# [WHAT IS NEEDED]
Take each line that has the word "this" and return it.

# [Rows from a dataset]
:::::

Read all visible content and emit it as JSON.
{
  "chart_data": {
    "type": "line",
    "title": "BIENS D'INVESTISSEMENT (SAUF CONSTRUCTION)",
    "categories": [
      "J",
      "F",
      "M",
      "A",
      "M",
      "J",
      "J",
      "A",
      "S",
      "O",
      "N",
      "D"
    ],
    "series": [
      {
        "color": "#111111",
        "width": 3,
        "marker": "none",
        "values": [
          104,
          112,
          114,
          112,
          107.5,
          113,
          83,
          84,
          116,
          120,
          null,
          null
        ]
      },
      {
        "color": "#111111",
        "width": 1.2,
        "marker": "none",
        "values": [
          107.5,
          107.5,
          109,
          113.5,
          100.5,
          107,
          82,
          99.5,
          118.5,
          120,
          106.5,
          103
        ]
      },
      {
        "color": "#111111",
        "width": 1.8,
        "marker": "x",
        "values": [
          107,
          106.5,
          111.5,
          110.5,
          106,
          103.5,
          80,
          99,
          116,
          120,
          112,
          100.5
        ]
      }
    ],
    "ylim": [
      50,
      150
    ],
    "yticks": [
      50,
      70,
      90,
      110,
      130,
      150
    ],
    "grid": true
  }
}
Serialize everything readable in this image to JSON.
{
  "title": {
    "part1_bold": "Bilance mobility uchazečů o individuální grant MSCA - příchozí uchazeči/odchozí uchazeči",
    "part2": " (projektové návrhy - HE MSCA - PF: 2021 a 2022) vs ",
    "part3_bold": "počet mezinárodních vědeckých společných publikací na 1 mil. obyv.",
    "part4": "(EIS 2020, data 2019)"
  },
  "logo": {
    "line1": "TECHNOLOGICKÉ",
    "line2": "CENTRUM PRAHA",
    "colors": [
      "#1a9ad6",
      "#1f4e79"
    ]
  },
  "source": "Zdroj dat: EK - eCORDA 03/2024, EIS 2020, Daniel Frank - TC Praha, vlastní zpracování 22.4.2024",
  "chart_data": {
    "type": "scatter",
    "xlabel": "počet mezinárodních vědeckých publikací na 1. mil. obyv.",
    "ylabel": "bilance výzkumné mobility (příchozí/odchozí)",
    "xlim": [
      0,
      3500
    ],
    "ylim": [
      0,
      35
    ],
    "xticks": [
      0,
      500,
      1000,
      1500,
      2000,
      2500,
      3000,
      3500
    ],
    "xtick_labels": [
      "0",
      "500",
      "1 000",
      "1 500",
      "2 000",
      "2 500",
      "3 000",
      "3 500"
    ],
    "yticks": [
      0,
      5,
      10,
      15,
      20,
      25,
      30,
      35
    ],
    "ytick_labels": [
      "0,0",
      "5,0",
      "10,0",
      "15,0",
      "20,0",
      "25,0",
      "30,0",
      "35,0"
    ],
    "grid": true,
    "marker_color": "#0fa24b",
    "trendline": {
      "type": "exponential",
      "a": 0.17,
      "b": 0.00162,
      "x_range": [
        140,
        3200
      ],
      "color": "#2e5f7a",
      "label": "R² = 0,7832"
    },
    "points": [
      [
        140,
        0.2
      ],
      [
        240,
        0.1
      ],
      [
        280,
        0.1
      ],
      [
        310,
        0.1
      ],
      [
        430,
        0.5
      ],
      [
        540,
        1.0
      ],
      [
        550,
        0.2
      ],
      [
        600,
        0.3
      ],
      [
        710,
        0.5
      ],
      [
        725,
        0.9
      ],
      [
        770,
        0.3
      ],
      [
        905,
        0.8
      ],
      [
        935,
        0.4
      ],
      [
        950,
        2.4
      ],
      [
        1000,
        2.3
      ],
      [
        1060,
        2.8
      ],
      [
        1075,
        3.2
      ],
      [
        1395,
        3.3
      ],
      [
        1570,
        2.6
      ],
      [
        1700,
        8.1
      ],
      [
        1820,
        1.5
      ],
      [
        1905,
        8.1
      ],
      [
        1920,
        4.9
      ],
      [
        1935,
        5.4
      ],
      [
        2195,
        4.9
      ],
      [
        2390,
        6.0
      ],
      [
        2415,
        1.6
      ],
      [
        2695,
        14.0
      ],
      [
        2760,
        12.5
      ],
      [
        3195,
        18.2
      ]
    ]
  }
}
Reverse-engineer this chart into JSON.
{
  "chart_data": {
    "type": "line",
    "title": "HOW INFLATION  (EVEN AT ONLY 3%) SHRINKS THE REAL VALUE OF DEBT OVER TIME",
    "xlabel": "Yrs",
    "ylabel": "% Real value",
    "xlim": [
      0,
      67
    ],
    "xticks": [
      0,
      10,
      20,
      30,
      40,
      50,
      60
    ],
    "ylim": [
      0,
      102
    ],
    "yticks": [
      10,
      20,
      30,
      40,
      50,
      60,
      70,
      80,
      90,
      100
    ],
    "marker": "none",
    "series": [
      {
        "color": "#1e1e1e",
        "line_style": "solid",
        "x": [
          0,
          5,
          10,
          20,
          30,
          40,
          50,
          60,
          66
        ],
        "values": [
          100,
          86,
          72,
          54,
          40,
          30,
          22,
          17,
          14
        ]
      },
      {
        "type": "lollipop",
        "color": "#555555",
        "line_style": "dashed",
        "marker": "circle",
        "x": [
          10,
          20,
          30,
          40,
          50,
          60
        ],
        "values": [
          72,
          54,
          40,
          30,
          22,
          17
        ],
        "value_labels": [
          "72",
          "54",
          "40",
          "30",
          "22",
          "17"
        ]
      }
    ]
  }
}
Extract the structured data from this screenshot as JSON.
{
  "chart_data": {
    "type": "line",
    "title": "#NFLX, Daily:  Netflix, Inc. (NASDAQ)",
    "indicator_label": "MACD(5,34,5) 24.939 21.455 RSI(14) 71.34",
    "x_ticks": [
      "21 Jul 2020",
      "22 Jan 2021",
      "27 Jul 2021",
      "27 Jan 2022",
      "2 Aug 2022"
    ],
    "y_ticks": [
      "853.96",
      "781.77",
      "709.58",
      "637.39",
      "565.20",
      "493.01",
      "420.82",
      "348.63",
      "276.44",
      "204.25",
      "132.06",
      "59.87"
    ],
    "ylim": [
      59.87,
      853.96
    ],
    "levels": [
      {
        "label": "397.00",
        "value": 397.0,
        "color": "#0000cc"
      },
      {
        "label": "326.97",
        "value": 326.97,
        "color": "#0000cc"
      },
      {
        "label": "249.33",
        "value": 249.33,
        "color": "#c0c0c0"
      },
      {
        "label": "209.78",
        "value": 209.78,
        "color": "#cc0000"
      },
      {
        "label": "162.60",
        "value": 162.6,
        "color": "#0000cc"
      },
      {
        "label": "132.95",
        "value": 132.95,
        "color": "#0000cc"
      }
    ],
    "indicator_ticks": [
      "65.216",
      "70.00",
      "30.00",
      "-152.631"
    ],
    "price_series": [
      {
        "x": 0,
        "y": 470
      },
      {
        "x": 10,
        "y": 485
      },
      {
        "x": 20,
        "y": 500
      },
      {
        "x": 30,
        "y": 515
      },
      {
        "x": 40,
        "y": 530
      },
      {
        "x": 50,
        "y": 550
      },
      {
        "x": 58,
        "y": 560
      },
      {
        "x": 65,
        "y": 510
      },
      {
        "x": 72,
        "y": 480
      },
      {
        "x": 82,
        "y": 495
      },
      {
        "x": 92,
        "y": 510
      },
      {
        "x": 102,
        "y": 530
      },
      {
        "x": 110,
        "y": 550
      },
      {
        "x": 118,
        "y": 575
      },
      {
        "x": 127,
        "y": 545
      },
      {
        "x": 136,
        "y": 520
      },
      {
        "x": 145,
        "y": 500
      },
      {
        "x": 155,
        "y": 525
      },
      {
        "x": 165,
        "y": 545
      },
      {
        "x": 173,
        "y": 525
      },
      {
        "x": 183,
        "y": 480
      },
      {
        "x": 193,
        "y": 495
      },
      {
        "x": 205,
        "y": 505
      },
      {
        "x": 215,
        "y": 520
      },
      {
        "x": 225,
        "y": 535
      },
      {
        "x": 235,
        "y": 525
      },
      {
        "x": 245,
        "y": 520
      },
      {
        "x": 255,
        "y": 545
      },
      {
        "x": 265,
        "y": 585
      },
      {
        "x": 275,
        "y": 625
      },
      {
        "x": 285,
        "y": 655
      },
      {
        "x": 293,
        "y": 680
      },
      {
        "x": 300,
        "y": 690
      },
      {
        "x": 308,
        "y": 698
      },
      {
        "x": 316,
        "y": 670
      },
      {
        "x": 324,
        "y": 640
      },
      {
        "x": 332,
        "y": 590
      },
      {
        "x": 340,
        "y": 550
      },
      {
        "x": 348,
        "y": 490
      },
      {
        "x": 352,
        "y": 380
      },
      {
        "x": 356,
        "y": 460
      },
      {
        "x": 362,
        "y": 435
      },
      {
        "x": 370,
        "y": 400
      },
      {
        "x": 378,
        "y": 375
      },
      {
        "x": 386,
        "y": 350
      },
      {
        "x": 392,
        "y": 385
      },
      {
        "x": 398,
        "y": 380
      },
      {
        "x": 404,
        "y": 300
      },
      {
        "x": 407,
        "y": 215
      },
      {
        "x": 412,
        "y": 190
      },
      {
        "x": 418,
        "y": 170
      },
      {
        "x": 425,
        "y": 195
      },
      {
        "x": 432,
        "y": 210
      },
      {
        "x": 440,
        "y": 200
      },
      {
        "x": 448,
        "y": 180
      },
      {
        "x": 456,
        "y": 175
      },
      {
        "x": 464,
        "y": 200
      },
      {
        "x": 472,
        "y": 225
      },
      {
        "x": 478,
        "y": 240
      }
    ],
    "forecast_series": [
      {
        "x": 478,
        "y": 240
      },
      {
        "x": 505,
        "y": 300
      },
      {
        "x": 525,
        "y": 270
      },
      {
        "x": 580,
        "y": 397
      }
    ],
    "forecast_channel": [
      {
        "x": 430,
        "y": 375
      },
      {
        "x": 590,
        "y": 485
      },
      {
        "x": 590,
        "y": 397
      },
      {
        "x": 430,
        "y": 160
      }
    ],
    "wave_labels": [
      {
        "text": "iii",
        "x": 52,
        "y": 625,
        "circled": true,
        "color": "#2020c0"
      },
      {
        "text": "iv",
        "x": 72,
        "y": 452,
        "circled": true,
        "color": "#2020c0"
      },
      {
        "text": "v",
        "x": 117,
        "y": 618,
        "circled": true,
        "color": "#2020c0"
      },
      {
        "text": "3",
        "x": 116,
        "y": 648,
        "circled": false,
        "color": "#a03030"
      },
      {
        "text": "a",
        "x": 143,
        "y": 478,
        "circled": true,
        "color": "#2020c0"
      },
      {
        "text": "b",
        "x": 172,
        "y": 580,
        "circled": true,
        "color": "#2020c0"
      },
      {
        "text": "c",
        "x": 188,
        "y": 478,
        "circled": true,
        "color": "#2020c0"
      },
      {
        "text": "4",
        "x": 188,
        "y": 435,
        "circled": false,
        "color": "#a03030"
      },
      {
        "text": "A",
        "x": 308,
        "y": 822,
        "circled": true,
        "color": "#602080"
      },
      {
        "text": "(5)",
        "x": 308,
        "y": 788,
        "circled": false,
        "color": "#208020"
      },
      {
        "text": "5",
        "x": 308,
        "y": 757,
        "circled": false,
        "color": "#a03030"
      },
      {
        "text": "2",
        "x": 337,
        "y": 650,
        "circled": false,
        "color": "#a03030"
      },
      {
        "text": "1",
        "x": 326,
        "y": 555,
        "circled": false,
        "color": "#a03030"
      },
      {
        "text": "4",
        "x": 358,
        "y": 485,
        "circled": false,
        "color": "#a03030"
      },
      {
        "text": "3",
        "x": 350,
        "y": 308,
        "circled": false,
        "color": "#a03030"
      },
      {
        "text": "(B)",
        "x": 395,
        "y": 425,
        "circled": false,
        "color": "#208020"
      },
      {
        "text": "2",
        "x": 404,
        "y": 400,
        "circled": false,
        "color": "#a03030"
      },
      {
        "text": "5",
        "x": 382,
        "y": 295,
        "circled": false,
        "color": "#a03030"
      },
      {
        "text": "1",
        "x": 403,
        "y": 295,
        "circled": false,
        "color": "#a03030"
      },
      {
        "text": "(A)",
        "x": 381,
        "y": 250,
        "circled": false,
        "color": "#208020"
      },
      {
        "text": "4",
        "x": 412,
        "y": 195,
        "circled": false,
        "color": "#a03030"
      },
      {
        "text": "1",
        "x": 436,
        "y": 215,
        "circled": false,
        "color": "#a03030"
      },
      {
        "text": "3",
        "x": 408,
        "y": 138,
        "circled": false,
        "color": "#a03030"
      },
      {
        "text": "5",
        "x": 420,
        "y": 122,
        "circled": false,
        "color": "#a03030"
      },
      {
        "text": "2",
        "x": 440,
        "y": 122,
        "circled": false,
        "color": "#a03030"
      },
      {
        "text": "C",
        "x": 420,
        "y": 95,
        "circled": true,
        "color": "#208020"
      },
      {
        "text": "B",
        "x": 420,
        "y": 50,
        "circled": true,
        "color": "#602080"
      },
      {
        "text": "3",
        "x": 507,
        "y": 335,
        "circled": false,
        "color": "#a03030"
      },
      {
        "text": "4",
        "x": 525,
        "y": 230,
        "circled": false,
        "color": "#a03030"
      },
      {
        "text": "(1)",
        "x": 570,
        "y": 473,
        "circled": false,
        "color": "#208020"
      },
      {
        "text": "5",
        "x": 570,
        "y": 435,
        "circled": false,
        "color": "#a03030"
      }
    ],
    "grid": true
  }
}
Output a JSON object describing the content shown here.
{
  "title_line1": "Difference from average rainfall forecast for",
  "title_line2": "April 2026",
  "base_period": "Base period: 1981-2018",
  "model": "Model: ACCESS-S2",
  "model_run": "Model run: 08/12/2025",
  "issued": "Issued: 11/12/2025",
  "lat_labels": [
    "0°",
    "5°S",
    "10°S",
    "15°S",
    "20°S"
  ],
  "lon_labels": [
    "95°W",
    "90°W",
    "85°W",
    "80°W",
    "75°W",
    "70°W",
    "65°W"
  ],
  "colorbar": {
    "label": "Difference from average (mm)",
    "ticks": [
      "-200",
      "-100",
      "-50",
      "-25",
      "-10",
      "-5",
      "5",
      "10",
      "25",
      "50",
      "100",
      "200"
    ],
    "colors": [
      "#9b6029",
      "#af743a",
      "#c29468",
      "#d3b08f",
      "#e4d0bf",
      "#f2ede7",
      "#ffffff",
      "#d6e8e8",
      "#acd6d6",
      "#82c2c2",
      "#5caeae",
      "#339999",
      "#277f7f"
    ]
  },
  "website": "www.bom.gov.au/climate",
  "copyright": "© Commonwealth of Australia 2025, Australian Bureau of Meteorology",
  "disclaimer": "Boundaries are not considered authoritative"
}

:::::

# [EXERCISE RESPONSE]
Serialize everything readable in this image to JSON.
Reverse-engineer this chart into JSON.
Extract the structured data from this screenshot as JSON.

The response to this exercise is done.